• Your objective: Give back the full material, exactly as it reads.

=-=-=

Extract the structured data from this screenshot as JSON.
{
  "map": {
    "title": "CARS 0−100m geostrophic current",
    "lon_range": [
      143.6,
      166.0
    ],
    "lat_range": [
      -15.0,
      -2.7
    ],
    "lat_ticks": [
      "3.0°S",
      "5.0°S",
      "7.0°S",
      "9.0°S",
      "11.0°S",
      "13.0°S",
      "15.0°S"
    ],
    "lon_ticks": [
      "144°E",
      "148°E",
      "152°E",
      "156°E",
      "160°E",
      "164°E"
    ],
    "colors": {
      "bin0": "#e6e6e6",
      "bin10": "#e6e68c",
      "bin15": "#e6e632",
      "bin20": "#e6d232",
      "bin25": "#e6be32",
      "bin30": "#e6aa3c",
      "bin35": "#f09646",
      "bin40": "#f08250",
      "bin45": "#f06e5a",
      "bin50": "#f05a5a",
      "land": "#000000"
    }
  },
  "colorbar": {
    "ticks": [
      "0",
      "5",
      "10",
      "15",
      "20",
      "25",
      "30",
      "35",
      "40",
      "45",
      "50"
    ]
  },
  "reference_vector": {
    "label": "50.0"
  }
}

=-=-=

• Response below:
Extract the structured data from this screenshot as JSON.
{
  "map": {
    "title": "CARS 0−100m geostrophic current",
    "lon_range": [
      143.6,
      166.0
    ],
    "lat_range": [
      -15.0,
      -2.7
    ],
    "lat_ticks": [
      "3.0°S",
      "5.0°S",
      "7.0°S",
      "9.0°S",
      "11.0°S",
      "13.0°S",
      "15.0°S"
    ],
    "lon_ticks": [
      "144°E",
      "148°E",
      "152°E",
      "156°E",
      "160°E",
      "164°E"
    ],
    "colors": {
      "bin0": "#e6e6e6",
      "bin10": "#e6e68c",
      "bin15": "#e6e632",
      "bin20": "#e6d232",
      "bin25": "#e6be32",
      "bin30": "#e6aa3c",
      "bin35": "#f09646",
      "bin40": "#f08250",
      "bin45": "#f06e5a",
      "bin50": "#f05a5a",
      "land": "#000000"
    }
  },
  "colorbar": {
    "ticks": [
      "0",
      "5",
      "10",
      "15",
      "20",
      "25",
      "30",
      "35",
      "40",
      "45",
      "50"
    ]
  },
  "reference_vector": {
    "label": "50.0"
  }
}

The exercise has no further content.